- [Requirement]
Your task is to repeat the lines below exactly, excluding any pictures they contain.

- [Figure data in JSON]
+ + +

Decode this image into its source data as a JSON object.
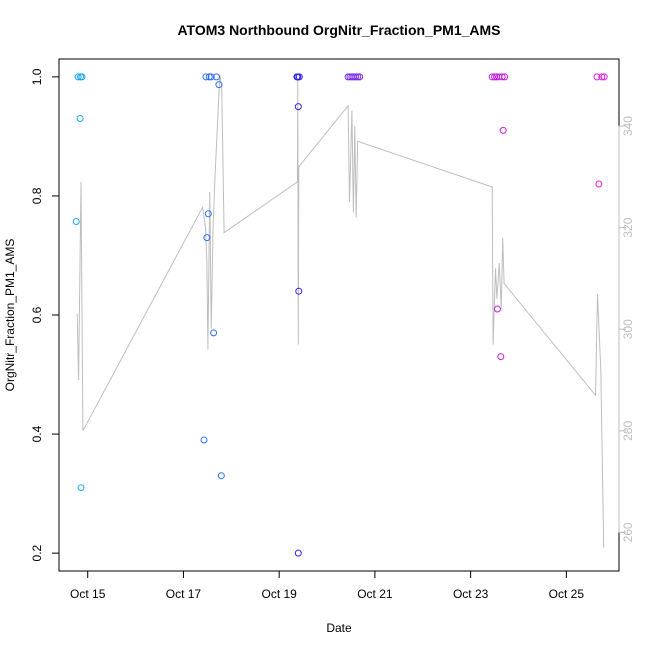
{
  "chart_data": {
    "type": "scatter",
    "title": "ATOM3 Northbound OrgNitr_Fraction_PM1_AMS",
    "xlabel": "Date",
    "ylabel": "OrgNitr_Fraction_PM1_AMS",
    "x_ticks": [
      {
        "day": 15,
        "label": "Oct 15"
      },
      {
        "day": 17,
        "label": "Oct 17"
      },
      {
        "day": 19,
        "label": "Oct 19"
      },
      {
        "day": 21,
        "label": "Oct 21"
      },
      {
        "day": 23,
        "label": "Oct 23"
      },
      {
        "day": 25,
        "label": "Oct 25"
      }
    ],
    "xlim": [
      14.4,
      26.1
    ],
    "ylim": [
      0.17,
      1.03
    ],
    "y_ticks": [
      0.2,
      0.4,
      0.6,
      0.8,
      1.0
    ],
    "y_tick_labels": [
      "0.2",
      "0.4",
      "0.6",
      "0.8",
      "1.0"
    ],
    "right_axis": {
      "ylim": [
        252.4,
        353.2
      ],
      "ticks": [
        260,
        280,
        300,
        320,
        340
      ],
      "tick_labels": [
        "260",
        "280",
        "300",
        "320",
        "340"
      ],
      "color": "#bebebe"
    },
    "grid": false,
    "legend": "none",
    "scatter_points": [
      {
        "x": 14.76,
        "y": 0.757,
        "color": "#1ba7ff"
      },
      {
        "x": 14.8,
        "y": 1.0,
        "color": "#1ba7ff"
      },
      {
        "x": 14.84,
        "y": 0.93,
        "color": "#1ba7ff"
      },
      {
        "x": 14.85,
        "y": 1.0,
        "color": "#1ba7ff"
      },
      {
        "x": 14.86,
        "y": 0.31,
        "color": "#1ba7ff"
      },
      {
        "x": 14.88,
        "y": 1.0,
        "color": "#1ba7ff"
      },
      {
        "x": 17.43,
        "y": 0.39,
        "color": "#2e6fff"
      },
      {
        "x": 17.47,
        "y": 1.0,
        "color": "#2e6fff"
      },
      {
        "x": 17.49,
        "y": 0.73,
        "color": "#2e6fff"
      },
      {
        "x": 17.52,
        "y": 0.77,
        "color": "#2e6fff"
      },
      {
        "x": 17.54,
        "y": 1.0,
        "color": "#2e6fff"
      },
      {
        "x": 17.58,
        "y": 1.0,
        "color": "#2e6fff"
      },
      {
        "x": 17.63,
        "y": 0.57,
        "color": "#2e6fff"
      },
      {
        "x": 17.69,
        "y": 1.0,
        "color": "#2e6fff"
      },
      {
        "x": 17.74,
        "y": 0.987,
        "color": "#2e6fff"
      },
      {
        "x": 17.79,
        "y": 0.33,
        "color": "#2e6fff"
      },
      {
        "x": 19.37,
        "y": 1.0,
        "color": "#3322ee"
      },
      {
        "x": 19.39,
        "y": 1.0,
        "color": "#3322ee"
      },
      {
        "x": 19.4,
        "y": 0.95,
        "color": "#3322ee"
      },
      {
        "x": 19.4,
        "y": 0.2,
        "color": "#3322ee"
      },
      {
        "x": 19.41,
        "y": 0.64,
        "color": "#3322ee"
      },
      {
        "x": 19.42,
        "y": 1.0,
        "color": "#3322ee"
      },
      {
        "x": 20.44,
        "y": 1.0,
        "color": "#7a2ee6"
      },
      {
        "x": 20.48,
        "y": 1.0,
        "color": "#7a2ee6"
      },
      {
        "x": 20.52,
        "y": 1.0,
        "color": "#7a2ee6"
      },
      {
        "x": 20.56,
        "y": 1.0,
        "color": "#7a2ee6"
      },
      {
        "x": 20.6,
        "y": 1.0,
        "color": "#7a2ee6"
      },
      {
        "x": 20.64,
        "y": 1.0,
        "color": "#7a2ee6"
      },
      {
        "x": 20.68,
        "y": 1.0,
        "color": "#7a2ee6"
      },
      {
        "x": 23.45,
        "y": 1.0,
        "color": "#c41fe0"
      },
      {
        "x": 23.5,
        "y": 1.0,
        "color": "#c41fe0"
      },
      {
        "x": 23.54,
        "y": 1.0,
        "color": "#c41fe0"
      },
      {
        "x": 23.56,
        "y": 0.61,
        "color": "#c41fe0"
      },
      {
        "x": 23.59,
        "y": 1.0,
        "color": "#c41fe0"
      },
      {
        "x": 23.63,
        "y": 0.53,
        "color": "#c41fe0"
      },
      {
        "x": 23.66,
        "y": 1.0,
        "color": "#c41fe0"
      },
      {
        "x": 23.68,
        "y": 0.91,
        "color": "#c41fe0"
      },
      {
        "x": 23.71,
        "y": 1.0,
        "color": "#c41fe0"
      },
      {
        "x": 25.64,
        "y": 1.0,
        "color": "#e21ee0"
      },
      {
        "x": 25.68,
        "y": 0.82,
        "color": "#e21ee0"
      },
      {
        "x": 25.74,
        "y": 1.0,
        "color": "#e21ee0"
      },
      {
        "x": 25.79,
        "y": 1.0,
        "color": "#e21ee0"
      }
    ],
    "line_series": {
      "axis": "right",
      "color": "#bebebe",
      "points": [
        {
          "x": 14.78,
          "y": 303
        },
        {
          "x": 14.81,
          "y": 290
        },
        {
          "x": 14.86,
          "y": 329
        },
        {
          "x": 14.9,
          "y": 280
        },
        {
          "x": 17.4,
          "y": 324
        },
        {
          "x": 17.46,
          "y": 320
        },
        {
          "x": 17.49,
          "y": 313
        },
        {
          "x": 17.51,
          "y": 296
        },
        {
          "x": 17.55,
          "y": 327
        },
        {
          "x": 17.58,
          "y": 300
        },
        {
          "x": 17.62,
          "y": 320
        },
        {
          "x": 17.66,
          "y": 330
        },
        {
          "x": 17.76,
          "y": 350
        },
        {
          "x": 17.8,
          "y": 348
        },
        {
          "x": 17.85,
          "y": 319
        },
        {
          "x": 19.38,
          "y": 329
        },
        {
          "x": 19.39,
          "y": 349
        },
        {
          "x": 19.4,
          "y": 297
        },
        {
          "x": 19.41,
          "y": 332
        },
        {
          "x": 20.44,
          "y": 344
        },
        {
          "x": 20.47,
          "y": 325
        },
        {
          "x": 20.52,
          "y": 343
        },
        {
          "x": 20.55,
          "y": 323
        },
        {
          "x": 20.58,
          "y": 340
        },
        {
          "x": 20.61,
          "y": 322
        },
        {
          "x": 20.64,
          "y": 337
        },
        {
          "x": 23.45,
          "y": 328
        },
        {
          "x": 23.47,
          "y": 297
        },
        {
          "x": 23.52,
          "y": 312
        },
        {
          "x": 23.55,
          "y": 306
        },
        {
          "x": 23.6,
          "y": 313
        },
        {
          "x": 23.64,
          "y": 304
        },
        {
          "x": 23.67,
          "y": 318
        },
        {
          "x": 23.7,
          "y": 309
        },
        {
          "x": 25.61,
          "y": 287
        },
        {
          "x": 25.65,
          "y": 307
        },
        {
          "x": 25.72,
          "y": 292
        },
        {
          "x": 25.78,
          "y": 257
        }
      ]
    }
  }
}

+ + +

- [The response]
Decode this image into its source data as a JSON object.
{
  "chart_data": {
    "type": "scatter",
    "title": "ATOM3 Northbound OrgNitr_Fraction_PM1_AMS",
    "xlabel": "Date",
    "ylabel": "OrgNitr_Fraction_PM1_AMS",
    "x_ticks": [
      {
        "day": 15,
        "label": "Oct 15"
      },
      {
        "day": 17,
        "label": "Oct 17"
      },
      {
        "day": 19,
        "label": "Oct 19"
      },
      {
        "day": 21,
        "label": "Oct 21"
      },
      {
        "day": 23,
        "label": "Oct 23"
      },
      {
        "day": 25,
        "label": "Oct 25"
      }
    ],
    "xlim": [
      14.4,
      26.1
    ],
    "ylim": [
      0.17,
      1.03
    ],
    "y_ticks": [
      0.2,
      0.4,
      0.6,
      0.8,
      1.0
    ],
    "y_tick_labels": [
      "0.2",
      "0.4",
      "0.6",
      "0.8",
      "1.0"
    ],
    "right_axis": {
      "ylim": [
        252.4,
        353.2
      ],
      "ticks": [
        260,
        280,
        300,
        320,
        340
      ],
      "tick_labels": [
        "260",
        "280",
        "300",
        "320",
        "340"
      ],
      "color": "#bebebe"
    },
    "grid": false,
    "legend": "none",
    "scatter_points": [
      {
        "x": 14.76,
        "y": 0.757,
        "color": "#1ba7ff"
      },
      {
        "x": 14.8,
        "y": 1.0,
        "color": "#1ba7ff"
      },
      {
        "x": 14.84,
        "y": 0.93,
        "color": "#1ba7ff"
      },
      {
        "x": 14.85,
        "y": 1.0,
        "color": "#1ba7ff"
      },
      {
        "x": 14.86,
        "y": 0.31,
        "color": "#1ba7ff"
      },
      {
        "x": 14.88,
        "y": 1.0,
        "color": "#1ba7ff"
      },
      {
        "x": 17.43,
        "y": 0.39,
        "color": "#2e6fff"
      },
      {
        "x": 17.47,
        "y": 1.0,
        "color": "#2e6fff"
      },
      {
        "x": 17.49,
        "y": 0.73,
        "color": "#2e6fff"
      },
      {
        "x": 17.52,
        "y": 0.77,
        "color": "#2e6fff"
      },
      {
        "x": 17.54,
        "y": 1.0,
        "color": "#2e6fff"
      },
      {
        "x": 17.58,
        "y": 1.0,
        "color": "#2e6fff"
      },
      {
        "x": 17.63,
        "y": 0.57,
        "color": "#2e6fff"
      },
      {
        "x": 17.69,
        "y": 1.0,
        "color": "#2e6fff"
      },
      {
        "x": 17.74,
        "y": 0.987,
        "color": "#2e6fff"
      },
      {
        "x": 17.79,
        "y": 0.33,
        "color": "#2e6fff"
      },
      {
        "x": 19.37,
        "y": 1.0,
        "color": "#3322ee"
      },
      {
        "x": 19.39,
        "y": 1.0,
        "color": "#3322ee"
      },
      {
        "x": 19.4,
        "y": 0.95,
        "color": "#3322ee"
      },
      {
        "x": 19.4,
        "y": 0.2,
        "color": "#3322ee"
      },
      {
        "x": 19.41,
        "y": 0.64,
        "color": "#3322ee"
      },
      {
        "x": 19.42,
        "y": 1.0,
        "color": "#3322ee"
      },
      {
        "x": 20.44,
        "y": 1.0,
        "color": "#7a2ee6"
      },
      {
        "x": 20.48,
        "y": 1.0,
        "color": "#7a2ee6"
      },
      {
        "x": 20.52,
        "y": 1.0,
        "color": "#7a2ee6"
      },
      {
        "x": 20.56,
        "y": 1.0,
        "color": "#7a2ee6"
      },
      {
        "x": 20.6,
        "y": 1.0,
        "color": "#7a2ee6"
      },
      {
        "x": 20.64,
        "y": 1.0,
        "color": "#7a2ee6"
      },
      {
        "x": 20.68,
        "y": 1.0,
        "color": "#7a2ee6"
      },
      {
        "x": 23.45,
        "y": 1.0,
        "color": "#c41fe0"
      },
      {
        "x": 23.5,
        "y": 1.0,
        "color": "#c41fe0"
      },
      {
        "x": 23.54,
        "y": 1.0,
        "color": "#c41fe0"
      },
      {
        "x": 23.56,
        "y": 0.61,
        "color": "#c41fe0"
      },
      {
        "x": 23.59,
        "y": 1.0,
        "color": "#c41fe0"
      },
      {
        "x": 23.63,
        "y": 0.53,
        "color": "#c41fe0"
      },
      {
        "x": 23.66,
        "y": 1.0,
        "color": "#c41fe0"
      },
      {
        "x": 23.68,
        "y": 0.91,
        "color": "#c41fe0"
      },
      {
        "x": 23.71,
        "y": 1.0,
        "color": "#c41fe0"
      },
      {
        "x": 25.64,
        "y": 1.0,
        "color": "#e21ee0"
      },
      {
        "x": 25.68,
        "y": 0.82,
        "color": "#e21ee0"
      },
      {
        "x": 25.74,
        "y": 1.0,
        "color": "#e21ee0"
      },
      {
        "x": 25.79,
        "y": 1.0,
        "color": "#e21ee0"
      }
    ],
    "line_series": {
      "axis": "right",
      "color": "#bebebe",
      "points": [
        {
          "x": 14.78,
          "y": 303
        },
        {
          "x": 14.81,
          "y": 290
        },
        {
          "x": 14.86,
          "y": 329
        },
        {
          "x": 14.9,
          "y": 280
        },
        {
          "x": 17.4,
          "y": 324
        },
        {
          "x": 17.46,
          "y": 320
        },
        {
          "x": 17.49,
          "y": 313
        },
        {
          "x": 17.51,
          "y": 296
        },
        {
          "x": 17.55,
          "y": 327
        },
        {
          "x": 17.58,
          "y": 300
        },
        {
          "x": 17.62,
          "y": 320
        },
        {
          "x": 17.66,
          "y": 330
        },
        {
          "x": 17.76,
          "y": 350
        },
        {
          "x": 17.8,
          "y": 348
        },
        {
          "x": 17.85,
          "y": 319
        },
        {
          "x": 19.38,
          "y": 329
        },
        {
          "x": 19.39,
          "y": 349
        },
        {
          "x": 19.4,
          "y": 297
        },
        {
          "x": 19.41,
          "y": 332
        },
        {
          "x": 20.44,
          "y": 344
        },
        {
          "x": 20.47,
          "y": 325
        },
        {
          "x": 20.52,
          "y": 343
        },
        {
          "x": 20.55,
          "y": 323
        },
        {
          "x": 20.58,
          "y": 340
        },
        {
          "x": 20.61,
          "y": 322
        },
        {
          "x": 20.64,
          "y": 337
        },
        {
          "x": 23.45,
          "y": 328
        },
        {
          "x": 23.47,
          "y": 297
        },
        {
          "x": 23.52,
          "y": 312
        },
        {
          "x": 23.55,
          "y": 306
        },
        {
          "x": 23.6,
          "y": 313
        },
        {
          "x": 23.64,
          "y": 304
        },
        {
          "x": 23.67,
          "y": 318
        },
        {
          "x": 23.7,
          "y": 309
        },
        {
          "x": 25.61,
          "y": 287
        },
        {
          "x": 25.65,
          "y": 307
        },
        {
          "x": 25.72,
          "y": 292
        },
        {
          "x": 25.78,
          "y": 257
        }
      ]
    }
  }
}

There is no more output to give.